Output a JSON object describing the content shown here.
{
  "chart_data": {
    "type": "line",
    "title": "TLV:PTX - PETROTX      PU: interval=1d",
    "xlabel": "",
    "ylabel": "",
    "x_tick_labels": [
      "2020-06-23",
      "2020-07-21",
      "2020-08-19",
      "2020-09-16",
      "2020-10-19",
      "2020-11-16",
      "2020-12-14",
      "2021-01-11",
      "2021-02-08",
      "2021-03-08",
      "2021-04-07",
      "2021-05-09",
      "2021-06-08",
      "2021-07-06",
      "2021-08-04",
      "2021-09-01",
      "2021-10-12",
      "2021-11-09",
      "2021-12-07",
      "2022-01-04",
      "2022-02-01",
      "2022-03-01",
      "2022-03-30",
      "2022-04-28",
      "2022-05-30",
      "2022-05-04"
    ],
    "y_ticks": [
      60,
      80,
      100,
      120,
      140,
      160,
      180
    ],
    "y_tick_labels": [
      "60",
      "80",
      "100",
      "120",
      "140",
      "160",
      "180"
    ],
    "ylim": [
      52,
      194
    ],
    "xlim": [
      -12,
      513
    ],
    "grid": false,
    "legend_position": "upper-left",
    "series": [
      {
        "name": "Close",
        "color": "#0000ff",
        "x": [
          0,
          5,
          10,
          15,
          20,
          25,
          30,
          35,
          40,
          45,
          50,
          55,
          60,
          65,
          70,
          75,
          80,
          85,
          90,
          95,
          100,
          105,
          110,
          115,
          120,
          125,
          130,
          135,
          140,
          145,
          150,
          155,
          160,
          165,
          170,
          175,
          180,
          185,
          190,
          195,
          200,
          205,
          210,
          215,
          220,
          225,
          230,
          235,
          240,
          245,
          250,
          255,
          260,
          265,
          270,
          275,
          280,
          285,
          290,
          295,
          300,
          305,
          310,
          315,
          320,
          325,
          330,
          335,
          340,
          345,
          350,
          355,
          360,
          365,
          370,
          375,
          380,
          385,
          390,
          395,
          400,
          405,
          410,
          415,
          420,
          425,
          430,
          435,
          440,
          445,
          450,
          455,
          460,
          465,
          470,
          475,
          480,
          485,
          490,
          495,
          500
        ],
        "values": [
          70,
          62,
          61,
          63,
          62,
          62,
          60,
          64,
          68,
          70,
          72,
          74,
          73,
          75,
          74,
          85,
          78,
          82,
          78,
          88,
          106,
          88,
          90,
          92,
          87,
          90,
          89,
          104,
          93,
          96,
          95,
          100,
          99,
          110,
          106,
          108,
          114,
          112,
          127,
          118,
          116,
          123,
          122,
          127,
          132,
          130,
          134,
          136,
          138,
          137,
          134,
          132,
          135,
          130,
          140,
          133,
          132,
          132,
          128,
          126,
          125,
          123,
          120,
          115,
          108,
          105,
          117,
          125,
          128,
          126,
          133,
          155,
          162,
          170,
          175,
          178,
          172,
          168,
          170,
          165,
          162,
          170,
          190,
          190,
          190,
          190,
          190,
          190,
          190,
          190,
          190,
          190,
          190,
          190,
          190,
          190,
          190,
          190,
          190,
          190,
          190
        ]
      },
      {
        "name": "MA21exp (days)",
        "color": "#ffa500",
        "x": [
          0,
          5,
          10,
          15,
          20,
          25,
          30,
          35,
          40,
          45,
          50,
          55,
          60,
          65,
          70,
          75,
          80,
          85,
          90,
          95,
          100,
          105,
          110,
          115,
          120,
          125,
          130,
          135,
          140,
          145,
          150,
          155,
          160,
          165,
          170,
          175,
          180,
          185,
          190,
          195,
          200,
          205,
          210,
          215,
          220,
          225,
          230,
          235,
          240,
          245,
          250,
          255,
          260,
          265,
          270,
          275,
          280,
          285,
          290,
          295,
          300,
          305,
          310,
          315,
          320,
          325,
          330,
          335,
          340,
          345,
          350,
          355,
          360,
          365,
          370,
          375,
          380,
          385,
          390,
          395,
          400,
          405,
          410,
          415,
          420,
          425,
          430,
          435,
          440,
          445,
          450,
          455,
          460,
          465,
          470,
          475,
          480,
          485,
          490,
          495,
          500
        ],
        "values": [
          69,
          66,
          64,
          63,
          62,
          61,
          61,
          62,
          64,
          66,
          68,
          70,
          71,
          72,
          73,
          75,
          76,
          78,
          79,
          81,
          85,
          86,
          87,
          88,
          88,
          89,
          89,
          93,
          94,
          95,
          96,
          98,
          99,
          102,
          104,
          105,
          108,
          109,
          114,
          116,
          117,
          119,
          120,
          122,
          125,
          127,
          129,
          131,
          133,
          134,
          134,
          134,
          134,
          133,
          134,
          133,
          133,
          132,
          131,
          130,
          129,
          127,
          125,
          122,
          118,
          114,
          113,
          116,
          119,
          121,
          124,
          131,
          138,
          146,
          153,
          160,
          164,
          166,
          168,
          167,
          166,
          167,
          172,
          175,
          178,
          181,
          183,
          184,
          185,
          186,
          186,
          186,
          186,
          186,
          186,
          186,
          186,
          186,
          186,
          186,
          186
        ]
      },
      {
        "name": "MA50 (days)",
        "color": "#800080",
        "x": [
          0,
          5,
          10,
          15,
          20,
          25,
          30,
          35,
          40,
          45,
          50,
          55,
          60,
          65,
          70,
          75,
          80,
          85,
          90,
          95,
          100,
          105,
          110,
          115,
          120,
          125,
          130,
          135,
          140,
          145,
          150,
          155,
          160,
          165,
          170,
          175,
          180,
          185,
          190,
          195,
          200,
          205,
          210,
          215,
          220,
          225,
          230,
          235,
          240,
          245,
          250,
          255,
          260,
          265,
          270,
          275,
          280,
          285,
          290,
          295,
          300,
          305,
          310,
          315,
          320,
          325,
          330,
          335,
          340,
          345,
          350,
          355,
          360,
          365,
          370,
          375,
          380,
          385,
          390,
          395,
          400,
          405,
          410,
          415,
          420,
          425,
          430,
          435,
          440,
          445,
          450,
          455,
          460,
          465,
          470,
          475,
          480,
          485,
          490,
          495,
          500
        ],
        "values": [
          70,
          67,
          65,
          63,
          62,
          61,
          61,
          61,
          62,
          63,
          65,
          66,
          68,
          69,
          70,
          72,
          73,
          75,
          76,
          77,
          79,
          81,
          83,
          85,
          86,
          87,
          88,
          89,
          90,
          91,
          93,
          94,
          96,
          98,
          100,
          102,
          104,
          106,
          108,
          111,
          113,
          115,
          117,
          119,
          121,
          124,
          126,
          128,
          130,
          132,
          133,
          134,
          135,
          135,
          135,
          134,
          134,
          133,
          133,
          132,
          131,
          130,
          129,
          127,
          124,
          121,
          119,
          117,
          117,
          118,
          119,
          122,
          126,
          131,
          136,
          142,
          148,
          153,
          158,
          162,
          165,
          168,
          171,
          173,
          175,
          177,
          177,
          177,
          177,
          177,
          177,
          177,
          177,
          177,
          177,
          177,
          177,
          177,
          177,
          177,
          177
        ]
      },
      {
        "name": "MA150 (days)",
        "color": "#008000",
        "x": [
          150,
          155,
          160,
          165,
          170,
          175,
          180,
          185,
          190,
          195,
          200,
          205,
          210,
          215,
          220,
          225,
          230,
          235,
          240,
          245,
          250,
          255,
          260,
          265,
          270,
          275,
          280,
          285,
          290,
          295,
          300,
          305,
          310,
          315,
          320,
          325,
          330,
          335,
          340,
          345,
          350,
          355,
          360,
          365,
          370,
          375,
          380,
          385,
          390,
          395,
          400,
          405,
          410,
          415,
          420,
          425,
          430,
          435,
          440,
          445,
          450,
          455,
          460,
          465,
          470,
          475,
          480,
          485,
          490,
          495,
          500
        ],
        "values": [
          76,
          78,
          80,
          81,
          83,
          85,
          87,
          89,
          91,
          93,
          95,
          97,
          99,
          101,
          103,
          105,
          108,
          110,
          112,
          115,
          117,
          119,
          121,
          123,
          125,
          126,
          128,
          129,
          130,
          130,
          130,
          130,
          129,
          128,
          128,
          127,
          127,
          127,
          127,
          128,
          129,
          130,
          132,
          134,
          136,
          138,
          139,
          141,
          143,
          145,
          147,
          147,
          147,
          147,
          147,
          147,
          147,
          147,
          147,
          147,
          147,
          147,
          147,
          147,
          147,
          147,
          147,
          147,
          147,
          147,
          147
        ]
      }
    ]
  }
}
::::
▶ [WRITTEN INSTRUCTION]:
Pull every line containing the word "color" out of the entries above.

▶ [SOLUTION TO THIS EXERCISE]:
        "color": "#0000ff",
        "color": "#ffa500",
        "color": "#800080",
        "color": "#008000",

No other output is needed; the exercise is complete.